[Extracted data entries]
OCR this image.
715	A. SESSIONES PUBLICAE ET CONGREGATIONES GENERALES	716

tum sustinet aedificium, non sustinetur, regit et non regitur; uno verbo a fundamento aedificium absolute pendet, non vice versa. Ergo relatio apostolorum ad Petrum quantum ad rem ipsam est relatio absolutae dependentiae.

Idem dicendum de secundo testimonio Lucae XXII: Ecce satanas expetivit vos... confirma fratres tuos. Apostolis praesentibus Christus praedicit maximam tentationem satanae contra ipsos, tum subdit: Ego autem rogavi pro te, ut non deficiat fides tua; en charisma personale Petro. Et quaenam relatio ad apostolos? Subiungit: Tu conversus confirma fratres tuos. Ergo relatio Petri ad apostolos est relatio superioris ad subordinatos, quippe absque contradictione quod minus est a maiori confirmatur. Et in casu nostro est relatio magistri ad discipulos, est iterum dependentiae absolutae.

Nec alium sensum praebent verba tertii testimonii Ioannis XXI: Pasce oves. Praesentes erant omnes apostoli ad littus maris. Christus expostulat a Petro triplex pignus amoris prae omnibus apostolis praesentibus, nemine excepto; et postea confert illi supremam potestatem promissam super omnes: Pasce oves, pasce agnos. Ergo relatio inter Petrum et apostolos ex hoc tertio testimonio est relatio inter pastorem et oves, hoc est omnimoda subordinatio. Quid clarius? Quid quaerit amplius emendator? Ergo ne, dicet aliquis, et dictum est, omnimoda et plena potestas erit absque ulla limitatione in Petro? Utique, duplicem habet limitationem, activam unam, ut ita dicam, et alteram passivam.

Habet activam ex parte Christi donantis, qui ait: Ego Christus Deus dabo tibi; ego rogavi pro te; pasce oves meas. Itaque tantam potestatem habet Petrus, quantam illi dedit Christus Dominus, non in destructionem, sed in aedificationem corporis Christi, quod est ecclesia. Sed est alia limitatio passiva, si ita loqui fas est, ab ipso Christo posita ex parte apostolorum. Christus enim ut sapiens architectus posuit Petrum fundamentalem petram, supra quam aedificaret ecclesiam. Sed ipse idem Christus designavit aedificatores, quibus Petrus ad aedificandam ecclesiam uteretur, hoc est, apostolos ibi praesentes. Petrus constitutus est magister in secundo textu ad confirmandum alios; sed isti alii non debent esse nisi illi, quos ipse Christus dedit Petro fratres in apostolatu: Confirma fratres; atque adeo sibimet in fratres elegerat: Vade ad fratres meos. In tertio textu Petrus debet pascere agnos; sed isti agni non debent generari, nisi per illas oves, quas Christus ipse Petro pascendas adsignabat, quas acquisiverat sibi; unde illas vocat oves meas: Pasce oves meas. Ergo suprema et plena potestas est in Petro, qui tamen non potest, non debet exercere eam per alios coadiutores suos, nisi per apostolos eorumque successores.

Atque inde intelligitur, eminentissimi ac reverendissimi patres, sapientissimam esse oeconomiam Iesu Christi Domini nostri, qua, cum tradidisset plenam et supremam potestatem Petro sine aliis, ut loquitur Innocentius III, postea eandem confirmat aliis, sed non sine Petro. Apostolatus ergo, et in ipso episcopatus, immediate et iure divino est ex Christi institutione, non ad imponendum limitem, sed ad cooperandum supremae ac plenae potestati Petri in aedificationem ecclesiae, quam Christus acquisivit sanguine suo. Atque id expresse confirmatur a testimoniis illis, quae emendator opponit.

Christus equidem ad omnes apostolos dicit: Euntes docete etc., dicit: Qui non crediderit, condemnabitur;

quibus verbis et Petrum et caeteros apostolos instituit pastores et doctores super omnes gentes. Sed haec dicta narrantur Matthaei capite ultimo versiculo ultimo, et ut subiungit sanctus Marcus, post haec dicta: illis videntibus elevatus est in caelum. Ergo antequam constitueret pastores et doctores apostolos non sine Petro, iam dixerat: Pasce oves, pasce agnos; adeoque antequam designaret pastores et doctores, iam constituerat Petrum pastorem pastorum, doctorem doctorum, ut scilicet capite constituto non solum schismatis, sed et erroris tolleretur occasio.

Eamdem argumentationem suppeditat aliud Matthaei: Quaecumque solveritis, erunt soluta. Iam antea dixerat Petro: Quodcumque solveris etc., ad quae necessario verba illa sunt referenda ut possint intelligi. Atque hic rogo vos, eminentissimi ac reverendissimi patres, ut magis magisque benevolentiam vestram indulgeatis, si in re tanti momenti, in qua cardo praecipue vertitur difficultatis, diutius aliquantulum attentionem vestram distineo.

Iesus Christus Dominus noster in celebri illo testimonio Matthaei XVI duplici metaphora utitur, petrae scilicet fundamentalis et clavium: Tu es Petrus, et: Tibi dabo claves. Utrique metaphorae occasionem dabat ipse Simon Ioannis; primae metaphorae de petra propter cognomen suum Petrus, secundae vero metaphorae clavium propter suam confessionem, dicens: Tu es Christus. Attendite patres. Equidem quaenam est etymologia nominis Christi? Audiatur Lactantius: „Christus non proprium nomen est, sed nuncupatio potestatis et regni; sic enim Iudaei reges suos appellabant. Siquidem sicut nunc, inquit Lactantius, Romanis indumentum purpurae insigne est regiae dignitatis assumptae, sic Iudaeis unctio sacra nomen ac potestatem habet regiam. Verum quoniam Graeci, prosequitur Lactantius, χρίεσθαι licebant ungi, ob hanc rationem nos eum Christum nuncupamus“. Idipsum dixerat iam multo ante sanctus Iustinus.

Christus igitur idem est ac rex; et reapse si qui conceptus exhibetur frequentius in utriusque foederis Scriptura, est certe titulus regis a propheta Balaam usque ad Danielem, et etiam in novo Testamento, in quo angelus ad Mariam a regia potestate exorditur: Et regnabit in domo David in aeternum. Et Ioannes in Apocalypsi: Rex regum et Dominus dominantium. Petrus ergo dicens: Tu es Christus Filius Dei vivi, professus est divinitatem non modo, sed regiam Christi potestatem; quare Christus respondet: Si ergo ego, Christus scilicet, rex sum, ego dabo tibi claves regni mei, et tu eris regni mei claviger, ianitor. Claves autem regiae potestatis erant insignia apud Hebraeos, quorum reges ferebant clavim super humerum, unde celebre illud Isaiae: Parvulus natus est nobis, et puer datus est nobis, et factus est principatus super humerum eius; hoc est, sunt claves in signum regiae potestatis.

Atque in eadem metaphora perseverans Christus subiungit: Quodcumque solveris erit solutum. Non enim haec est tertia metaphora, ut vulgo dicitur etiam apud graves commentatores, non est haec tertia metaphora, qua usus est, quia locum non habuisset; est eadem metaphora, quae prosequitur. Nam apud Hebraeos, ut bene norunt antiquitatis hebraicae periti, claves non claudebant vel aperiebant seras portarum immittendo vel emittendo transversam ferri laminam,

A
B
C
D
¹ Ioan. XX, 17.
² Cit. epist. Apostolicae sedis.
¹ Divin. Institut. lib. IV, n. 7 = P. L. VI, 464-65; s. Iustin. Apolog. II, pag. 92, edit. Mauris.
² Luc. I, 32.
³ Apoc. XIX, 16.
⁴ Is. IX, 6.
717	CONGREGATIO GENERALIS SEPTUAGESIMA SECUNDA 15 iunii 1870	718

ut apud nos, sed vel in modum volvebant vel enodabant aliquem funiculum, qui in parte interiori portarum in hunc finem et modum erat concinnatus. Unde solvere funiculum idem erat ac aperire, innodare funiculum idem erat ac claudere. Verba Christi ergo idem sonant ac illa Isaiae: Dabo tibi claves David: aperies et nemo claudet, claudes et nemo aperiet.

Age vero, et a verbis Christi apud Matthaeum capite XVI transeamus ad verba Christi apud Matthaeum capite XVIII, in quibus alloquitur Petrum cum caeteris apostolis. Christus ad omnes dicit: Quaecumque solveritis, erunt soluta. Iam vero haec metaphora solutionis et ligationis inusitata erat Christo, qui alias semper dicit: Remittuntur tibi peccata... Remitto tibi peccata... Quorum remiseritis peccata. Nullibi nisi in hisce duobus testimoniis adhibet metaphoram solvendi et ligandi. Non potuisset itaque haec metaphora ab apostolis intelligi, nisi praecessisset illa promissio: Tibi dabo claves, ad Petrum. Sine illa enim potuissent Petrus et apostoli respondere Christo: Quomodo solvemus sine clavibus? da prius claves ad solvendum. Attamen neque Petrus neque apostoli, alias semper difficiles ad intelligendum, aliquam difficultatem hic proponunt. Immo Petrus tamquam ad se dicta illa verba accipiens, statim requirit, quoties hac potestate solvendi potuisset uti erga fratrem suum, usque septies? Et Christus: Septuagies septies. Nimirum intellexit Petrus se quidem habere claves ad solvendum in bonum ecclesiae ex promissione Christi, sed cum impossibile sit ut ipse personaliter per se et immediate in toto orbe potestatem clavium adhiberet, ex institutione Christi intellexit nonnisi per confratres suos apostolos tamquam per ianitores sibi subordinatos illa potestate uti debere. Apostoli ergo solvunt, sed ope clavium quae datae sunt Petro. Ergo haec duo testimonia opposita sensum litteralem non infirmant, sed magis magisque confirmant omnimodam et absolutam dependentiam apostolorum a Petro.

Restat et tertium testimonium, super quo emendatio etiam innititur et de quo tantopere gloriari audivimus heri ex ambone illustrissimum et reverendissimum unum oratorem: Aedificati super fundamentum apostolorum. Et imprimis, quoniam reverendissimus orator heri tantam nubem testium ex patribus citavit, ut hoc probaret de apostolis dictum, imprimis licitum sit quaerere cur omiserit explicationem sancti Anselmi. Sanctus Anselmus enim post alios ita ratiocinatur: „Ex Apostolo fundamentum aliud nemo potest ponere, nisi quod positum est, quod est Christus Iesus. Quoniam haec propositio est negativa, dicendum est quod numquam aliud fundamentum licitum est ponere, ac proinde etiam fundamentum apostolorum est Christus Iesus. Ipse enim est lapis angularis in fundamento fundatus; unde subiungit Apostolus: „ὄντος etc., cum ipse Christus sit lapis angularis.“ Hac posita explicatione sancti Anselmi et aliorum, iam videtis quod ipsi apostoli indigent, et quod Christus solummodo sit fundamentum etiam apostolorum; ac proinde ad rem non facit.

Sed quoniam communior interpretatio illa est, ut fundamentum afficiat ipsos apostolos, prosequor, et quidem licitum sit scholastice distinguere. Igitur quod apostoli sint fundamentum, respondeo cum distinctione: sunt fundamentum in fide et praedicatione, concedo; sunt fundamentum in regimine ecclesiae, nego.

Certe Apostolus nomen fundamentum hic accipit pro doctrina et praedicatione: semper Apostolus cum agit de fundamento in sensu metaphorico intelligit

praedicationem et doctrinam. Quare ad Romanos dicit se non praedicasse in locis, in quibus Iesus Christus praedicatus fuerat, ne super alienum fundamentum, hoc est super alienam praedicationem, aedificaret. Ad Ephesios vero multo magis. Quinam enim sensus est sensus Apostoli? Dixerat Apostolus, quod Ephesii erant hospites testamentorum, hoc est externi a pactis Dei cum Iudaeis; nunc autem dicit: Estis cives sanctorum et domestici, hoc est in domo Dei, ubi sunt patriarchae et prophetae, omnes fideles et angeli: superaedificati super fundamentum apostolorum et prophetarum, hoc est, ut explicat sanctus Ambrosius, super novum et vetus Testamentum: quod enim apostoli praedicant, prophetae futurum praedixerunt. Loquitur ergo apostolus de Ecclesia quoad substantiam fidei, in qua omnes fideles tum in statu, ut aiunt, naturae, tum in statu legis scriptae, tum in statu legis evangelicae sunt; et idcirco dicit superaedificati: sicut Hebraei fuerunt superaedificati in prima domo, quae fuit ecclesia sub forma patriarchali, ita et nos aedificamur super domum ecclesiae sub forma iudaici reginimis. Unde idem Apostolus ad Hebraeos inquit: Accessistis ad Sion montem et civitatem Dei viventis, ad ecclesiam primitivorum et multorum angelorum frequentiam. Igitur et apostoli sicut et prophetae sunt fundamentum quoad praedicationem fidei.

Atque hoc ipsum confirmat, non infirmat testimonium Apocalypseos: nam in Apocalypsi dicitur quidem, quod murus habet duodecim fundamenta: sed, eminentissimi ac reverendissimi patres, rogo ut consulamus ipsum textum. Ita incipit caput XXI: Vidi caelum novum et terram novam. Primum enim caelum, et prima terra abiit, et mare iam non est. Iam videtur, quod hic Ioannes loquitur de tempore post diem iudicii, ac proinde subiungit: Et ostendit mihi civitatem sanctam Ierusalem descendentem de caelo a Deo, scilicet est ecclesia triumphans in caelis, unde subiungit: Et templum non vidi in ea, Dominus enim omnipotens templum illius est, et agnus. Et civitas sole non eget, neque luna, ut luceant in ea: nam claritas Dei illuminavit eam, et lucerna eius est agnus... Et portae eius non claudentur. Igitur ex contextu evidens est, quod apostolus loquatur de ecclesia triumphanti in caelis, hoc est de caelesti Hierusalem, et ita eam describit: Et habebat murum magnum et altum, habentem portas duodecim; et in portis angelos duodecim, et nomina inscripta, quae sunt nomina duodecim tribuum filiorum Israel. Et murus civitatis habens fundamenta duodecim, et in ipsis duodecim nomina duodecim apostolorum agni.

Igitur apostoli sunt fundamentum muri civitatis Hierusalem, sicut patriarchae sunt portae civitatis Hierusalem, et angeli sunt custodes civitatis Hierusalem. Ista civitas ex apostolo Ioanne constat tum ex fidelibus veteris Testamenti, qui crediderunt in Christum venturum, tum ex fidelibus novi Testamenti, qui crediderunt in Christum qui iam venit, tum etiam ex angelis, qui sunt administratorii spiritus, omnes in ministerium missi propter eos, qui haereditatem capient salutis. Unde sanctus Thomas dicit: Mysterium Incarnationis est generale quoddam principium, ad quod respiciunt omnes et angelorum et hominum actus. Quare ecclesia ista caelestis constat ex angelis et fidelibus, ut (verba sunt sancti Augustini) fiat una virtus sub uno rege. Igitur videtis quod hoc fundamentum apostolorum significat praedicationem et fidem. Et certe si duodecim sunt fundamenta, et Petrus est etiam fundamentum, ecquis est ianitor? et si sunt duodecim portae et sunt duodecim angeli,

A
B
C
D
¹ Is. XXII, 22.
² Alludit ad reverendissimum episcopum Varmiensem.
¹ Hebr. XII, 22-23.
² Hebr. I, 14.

**TASK BRIEF**
Search the lines for the string "XXII" and copy every line that has it.

**REPLY**
Idem dicendum de secundo testimonio Lucae XXII: Ecce satanas expetivit vos... confirma fratres tuos. Apostolis praesentibus Christus praedicit maximam tentationem satanae contra ipsos, tum subdit: Ego autem rogavi pro te, ut non deficiat fides tua; en charisma personale Petro. Et quaenam relatio ad apostolos? Subiungit: Tu conversus confirma fratres tuos. Ergo relatio Petri ad apostolos est relatio superioris ad subordinatos, quippe absque contradictione quod minus est a maiori confirmatur. Et in casu nostro est relatio magistri ad discipulos, est iterum dependentiae absolutae.
¹ Is. XXII, 22.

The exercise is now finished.